[Excerpt from a dataset]
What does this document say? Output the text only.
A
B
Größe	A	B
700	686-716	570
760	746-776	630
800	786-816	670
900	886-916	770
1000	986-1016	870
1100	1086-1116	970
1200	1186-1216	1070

__TASK TO CARRY OUT__.
Restate the whole listing exactly, leaving out nothing.

__SOLUTION__.
What does this document say? Output the text only.
A
B
Größe	A	B
700	686-716	570
760	746-776	630
800	786-816	670
900	886-916	770
1000	986-1016	870
1100	1086-1116	970
1200	1186-1216	1070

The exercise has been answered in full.